# CHALLENGE
Tally the lines containing "Forecast" and report the number alone.

[Dataset rows about figures]

## Begin

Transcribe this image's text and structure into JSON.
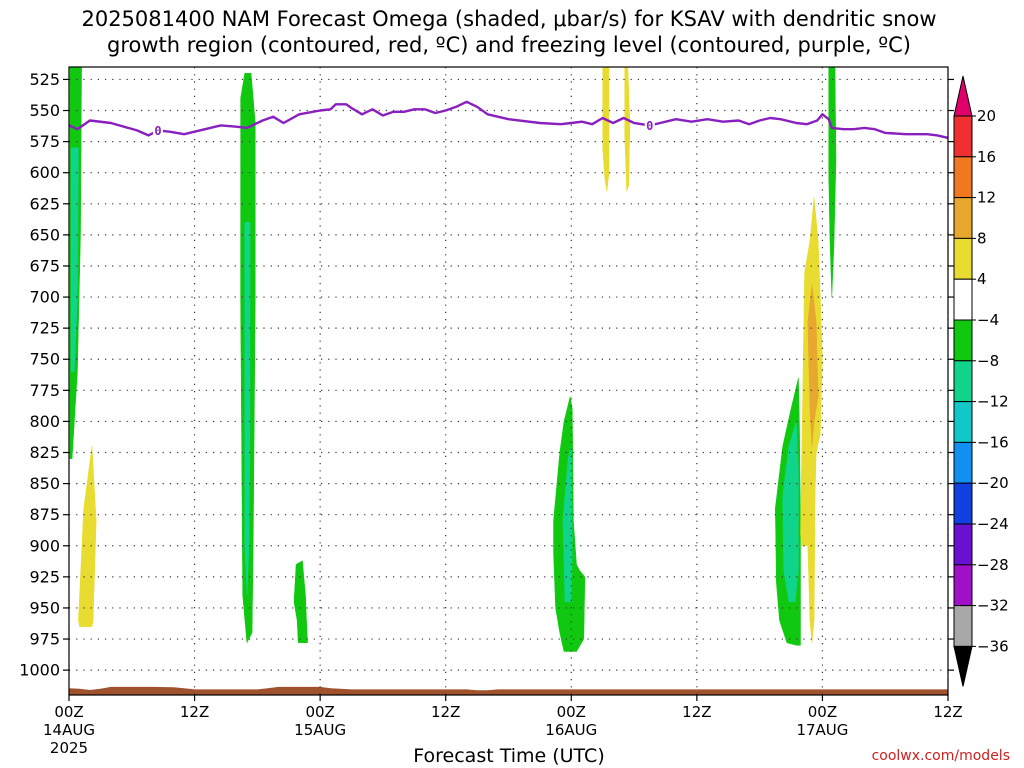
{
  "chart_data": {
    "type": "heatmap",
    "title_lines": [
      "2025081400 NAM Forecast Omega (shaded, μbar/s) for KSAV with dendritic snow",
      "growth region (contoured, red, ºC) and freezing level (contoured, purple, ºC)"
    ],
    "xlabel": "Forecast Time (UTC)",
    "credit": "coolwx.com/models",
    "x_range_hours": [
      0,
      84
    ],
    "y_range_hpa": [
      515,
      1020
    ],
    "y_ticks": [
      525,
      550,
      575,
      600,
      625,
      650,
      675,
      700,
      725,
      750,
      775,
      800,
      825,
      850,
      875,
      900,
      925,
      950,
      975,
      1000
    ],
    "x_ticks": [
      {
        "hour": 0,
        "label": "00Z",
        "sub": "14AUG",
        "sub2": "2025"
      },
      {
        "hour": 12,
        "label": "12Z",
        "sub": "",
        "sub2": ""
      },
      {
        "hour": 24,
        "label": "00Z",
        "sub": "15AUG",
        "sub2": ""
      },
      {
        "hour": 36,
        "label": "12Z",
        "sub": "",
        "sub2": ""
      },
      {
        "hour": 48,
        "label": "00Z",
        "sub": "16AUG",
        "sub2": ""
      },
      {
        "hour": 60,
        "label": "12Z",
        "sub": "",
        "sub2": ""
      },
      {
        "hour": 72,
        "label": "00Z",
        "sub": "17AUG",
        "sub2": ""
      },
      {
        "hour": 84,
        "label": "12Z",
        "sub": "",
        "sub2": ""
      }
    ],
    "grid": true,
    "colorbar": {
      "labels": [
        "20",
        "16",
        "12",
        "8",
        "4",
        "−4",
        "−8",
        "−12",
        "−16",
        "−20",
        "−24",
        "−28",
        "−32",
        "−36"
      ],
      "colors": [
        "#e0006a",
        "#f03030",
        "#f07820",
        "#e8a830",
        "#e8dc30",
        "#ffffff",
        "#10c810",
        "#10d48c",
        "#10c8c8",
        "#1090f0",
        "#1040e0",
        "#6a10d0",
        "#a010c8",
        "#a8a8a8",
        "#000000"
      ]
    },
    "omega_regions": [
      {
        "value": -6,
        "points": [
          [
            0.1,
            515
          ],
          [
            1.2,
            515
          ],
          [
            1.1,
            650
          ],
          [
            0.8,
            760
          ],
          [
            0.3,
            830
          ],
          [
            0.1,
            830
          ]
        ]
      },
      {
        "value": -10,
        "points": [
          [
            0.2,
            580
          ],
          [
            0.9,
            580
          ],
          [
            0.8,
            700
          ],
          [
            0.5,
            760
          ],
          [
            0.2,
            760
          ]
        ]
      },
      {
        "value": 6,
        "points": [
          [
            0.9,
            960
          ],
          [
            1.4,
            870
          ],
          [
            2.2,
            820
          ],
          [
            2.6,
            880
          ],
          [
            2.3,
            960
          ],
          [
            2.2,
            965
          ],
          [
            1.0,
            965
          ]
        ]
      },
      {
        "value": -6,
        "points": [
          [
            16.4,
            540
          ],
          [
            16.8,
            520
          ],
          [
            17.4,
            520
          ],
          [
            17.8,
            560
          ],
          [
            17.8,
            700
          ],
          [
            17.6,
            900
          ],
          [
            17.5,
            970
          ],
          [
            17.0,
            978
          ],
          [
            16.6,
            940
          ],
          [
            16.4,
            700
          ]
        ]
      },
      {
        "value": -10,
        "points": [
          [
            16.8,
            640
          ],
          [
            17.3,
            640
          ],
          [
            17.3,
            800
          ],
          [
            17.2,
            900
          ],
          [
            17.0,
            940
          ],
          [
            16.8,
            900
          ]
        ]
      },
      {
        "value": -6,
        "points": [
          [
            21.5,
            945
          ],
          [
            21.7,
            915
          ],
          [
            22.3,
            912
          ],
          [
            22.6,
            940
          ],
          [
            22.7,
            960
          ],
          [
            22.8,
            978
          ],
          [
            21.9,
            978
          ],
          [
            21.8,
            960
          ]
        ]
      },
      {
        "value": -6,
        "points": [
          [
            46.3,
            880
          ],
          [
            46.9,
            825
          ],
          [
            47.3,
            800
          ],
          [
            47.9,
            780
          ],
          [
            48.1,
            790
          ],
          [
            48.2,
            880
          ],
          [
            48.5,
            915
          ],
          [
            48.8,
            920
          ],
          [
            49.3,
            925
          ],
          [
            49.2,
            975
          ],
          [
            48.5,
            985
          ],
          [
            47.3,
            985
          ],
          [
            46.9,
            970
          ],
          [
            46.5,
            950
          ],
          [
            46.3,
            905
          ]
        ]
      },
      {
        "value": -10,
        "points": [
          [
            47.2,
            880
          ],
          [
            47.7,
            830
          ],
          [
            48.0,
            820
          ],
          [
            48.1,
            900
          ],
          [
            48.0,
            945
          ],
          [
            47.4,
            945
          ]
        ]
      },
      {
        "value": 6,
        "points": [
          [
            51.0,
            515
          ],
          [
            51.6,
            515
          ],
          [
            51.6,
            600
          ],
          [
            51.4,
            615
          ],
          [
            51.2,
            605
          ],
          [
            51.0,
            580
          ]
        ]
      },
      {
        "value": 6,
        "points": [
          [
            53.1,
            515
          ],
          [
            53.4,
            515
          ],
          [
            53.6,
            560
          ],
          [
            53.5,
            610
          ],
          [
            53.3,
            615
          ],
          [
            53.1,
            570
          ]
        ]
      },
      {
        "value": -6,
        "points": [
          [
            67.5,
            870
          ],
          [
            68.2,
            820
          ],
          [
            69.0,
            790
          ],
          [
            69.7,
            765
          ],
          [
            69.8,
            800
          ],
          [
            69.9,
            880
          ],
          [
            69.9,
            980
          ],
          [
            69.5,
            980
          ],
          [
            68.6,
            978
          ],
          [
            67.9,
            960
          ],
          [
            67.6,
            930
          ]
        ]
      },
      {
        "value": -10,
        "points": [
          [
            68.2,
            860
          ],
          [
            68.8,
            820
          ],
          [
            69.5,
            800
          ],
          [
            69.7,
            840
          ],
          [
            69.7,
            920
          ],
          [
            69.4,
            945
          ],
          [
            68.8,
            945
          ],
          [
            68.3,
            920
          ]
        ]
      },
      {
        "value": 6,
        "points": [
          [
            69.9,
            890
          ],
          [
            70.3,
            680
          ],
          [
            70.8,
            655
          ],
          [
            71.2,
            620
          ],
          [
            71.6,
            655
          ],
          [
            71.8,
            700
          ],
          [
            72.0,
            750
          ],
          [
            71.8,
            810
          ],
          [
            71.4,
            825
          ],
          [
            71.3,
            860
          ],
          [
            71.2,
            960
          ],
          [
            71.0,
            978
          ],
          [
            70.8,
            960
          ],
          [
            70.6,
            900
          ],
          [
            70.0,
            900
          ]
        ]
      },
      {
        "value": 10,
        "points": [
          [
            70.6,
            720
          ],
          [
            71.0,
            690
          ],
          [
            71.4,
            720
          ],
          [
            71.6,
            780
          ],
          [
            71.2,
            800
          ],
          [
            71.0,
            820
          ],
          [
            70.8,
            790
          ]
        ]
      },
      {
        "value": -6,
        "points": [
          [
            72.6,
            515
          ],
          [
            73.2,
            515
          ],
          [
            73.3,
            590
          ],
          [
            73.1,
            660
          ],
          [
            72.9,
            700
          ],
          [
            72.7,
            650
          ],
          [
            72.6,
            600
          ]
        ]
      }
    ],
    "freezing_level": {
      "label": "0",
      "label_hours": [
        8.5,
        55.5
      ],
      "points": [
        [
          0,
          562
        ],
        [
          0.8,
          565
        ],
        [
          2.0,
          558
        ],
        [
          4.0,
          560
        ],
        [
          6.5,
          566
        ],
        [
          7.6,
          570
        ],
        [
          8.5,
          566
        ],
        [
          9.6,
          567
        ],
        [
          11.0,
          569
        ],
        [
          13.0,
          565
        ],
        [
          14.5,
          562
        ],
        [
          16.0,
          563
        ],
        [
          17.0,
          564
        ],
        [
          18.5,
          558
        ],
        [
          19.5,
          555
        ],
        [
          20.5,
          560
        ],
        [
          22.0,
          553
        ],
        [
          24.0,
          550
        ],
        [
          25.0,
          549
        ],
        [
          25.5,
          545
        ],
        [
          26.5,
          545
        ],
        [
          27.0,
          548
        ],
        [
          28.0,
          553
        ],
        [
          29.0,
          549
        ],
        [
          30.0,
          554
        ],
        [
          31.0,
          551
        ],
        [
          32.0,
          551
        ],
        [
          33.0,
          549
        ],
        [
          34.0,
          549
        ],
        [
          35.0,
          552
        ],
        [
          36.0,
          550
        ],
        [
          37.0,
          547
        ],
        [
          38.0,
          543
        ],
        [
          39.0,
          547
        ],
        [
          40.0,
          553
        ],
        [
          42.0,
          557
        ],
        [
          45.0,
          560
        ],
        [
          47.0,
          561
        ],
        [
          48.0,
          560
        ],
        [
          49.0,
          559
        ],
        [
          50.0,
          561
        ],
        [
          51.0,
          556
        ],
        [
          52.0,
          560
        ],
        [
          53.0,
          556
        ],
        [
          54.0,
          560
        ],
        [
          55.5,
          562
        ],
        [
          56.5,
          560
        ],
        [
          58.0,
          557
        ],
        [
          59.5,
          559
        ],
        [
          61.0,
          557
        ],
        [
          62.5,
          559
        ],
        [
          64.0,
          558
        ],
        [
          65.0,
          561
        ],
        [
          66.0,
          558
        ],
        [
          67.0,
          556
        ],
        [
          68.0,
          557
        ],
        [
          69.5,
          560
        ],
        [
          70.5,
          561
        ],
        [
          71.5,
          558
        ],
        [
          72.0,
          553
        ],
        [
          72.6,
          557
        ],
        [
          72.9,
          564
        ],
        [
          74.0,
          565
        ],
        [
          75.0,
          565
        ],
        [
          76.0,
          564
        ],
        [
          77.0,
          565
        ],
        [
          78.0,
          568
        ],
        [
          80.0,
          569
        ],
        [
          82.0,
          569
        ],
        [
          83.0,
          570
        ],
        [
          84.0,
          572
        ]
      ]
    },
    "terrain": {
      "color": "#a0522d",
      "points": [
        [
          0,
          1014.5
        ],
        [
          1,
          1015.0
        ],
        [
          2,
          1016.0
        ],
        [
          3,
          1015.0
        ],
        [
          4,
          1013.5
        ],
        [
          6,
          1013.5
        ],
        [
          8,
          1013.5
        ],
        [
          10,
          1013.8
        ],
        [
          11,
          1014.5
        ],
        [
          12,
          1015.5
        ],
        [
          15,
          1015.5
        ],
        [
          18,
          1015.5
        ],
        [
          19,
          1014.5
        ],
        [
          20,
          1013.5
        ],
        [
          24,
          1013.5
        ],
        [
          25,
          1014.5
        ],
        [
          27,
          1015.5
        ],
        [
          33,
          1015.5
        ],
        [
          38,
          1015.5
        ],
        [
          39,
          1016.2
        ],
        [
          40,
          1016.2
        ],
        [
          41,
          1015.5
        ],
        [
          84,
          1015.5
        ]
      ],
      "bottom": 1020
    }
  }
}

## End

# WRITTEN REPLY
2